*Task objective:*
Say how many lines of the listing below include "soll". Write only that number.
---- Records for the exercise
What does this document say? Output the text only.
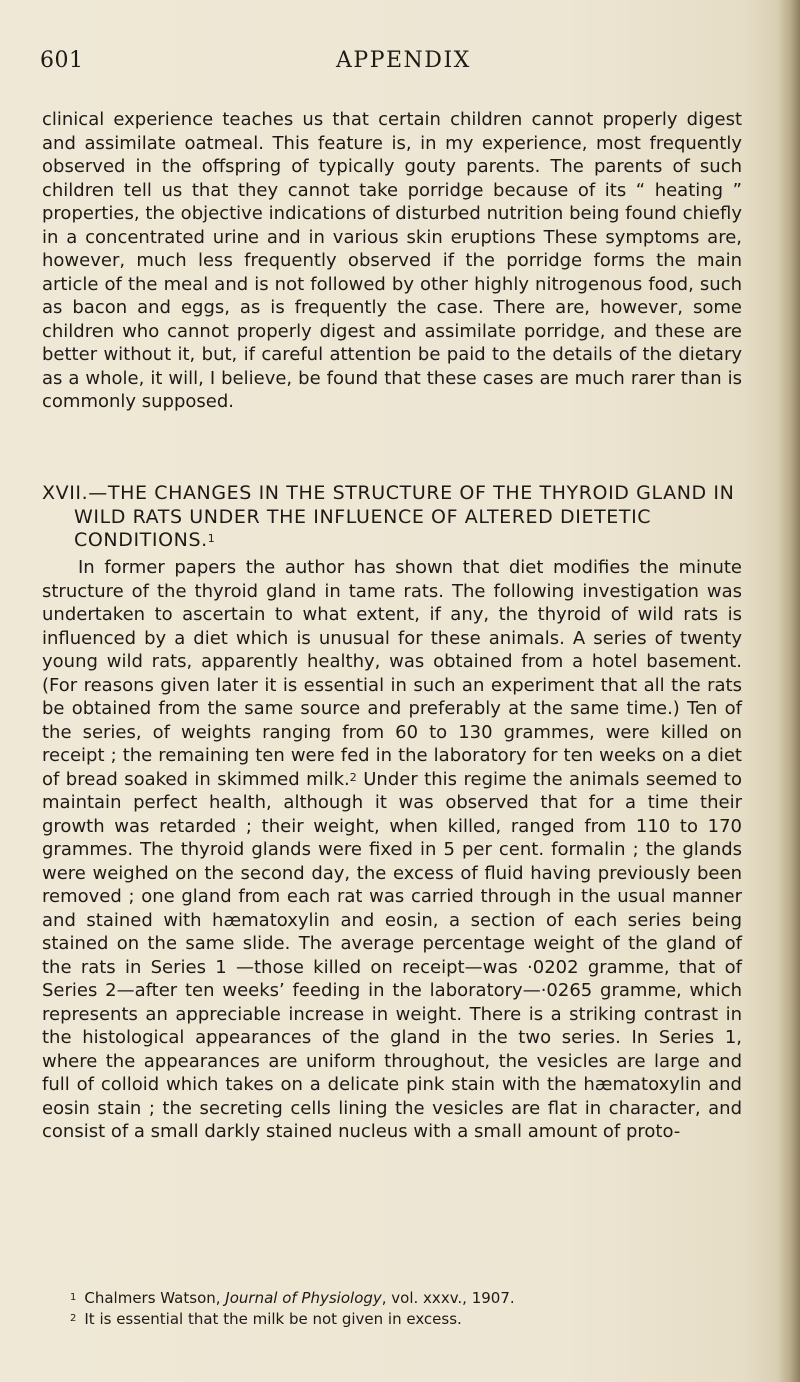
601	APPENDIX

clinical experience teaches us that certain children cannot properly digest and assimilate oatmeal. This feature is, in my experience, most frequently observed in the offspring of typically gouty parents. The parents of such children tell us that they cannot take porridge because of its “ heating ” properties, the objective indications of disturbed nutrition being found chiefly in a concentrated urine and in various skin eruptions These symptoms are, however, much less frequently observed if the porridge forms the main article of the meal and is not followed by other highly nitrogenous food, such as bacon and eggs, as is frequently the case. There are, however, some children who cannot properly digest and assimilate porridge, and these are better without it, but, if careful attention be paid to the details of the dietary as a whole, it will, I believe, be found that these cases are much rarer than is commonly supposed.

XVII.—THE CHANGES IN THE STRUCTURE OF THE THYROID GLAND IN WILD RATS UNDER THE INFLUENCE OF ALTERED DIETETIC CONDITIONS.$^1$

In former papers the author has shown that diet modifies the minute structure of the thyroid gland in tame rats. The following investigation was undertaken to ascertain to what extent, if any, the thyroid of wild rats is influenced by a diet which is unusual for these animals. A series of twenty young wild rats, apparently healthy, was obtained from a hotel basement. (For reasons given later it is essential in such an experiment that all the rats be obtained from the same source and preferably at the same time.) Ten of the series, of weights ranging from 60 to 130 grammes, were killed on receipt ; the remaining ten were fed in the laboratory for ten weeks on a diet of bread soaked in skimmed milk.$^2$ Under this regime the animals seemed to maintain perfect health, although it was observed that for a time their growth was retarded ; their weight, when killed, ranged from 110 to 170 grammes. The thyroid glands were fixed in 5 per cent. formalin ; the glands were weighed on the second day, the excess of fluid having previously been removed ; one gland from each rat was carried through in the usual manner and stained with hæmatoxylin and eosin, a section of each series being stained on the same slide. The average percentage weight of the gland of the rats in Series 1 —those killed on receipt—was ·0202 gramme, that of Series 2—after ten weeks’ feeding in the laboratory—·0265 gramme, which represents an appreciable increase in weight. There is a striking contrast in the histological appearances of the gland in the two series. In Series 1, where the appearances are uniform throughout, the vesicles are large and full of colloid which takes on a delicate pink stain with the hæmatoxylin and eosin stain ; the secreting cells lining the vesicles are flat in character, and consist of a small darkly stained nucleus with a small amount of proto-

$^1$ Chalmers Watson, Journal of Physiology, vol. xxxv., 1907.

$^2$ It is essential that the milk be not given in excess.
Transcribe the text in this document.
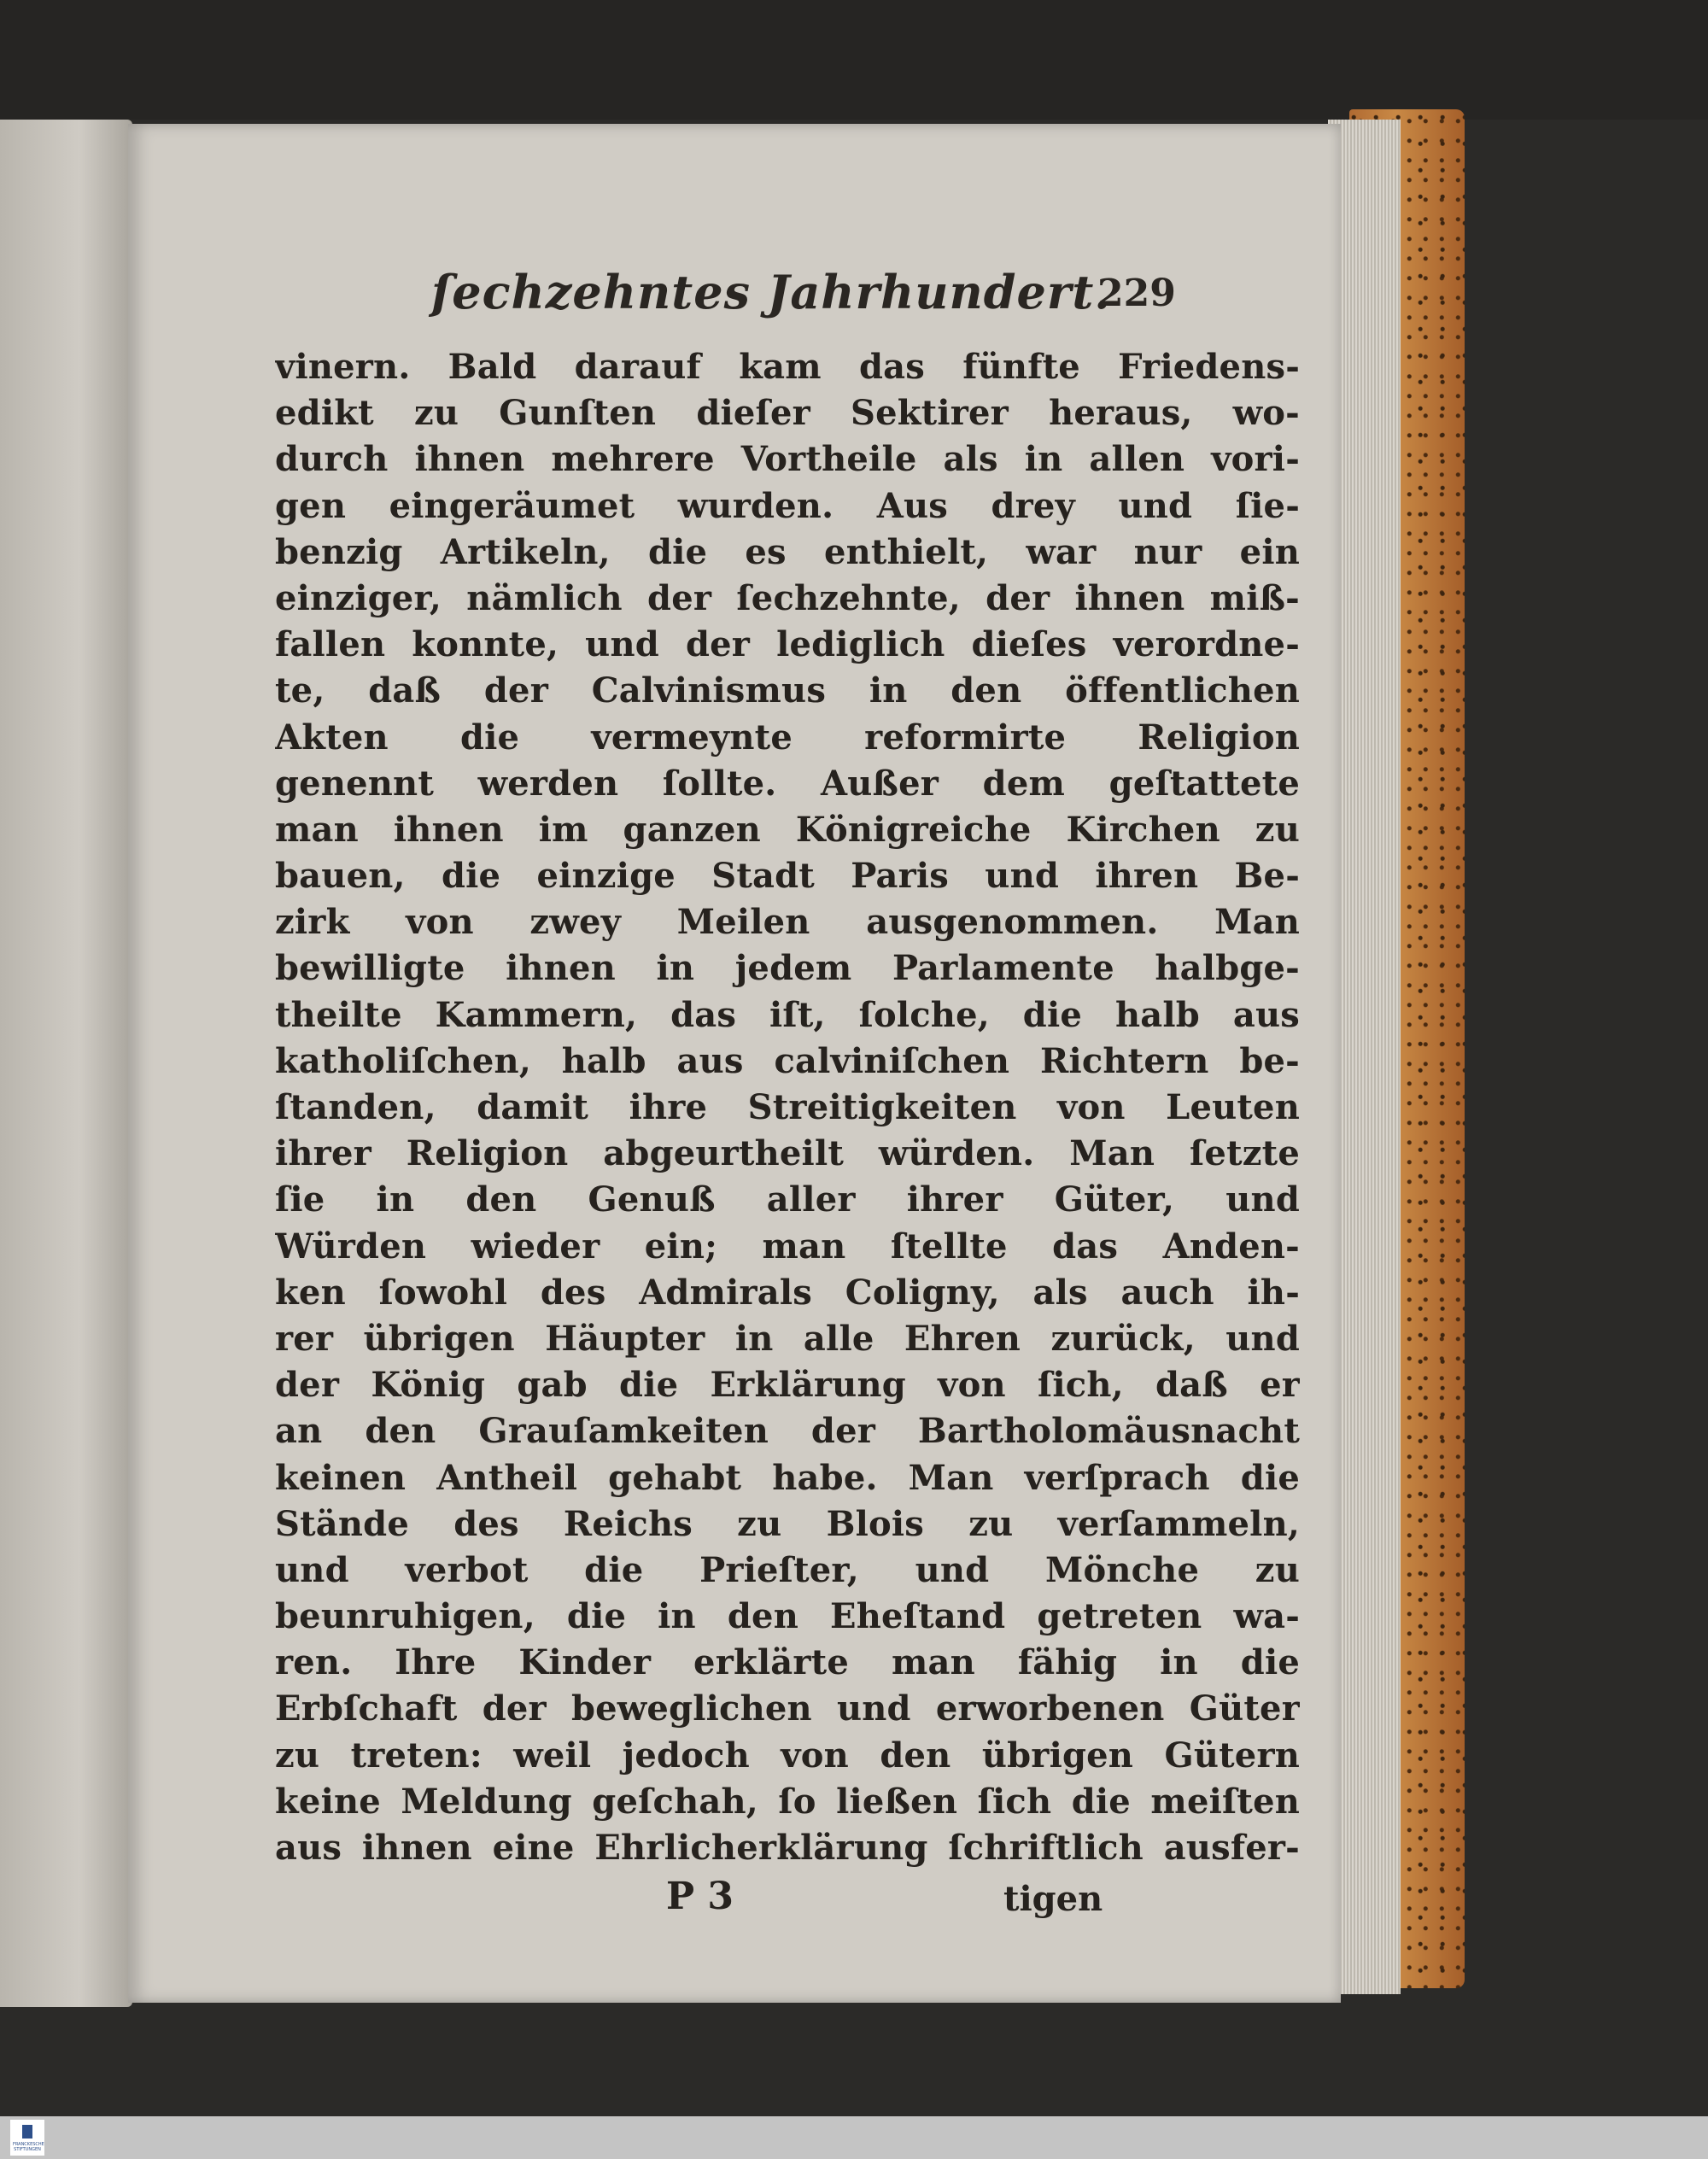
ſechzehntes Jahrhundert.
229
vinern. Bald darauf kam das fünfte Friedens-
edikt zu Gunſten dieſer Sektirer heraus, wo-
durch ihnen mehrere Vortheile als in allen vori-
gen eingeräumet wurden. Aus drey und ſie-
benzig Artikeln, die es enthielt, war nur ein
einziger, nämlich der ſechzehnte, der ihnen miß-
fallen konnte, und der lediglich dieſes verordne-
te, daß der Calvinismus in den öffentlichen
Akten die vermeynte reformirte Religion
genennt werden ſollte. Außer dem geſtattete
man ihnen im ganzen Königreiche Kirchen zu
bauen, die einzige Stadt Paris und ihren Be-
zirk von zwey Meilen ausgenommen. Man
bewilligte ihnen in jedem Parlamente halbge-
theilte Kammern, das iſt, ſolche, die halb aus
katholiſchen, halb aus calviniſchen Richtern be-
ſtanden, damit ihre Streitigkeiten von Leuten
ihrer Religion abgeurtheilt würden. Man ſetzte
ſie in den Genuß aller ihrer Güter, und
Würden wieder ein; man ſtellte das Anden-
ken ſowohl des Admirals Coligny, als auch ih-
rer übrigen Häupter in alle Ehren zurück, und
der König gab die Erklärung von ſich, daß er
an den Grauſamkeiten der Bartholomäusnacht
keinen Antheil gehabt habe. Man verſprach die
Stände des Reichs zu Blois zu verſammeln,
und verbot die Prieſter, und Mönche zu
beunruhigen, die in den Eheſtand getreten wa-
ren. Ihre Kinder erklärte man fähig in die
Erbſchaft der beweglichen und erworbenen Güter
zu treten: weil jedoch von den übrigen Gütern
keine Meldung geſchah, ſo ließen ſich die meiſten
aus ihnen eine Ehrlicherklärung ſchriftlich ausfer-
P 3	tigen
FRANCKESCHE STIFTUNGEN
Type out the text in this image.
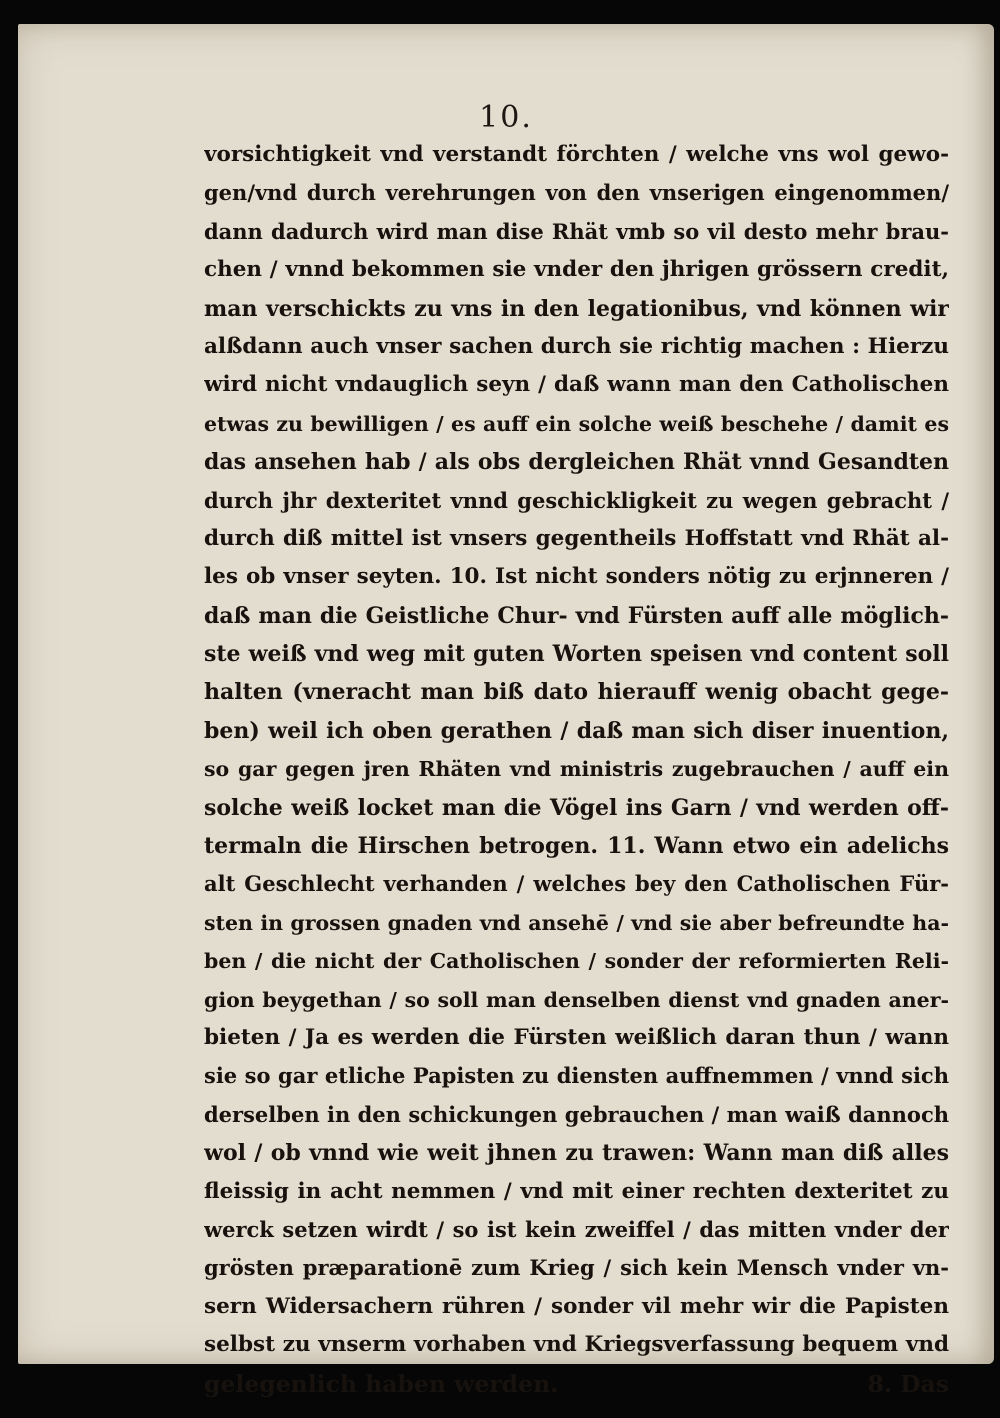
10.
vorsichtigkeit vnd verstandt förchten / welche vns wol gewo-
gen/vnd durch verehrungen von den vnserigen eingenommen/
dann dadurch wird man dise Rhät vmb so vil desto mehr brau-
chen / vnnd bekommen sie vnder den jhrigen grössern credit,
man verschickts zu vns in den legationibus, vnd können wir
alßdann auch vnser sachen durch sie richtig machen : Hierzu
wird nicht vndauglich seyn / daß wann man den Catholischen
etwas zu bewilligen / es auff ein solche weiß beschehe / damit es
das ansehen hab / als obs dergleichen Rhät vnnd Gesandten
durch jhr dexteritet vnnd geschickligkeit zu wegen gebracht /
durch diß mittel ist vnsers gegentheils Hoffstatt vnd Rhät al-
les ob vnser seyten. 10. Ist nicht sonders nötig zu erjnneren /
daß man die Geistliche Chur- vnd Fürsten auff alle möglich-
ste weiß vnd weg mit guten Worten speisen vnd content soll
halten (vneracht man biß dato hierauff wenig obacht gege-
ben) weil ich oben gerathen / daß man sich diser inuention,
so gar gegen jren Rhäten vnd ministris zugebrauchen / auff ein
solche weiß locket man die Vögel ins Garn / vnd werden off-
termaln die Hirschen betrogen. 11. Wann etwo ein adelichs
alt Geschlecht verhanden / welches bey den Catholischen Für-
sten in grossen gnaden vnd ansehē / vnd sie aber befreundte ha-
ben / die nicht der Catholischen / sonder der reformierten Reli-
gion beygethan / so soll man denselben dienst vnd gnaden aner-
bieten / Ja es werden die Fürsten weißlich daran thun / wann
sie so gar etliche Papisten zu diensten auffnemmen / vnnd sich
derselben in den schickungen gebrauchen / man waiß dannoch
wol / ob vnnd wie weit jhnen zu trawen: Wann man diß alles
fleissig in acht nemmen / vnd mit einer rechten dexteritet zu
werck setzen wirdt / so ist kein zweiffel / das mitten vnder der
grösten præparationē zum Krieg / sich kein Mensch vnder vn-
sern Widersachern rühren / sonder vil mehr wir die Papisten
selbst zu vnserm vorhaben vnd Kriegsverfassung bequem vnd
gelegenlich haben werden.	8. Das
--------
*Expected output:*
2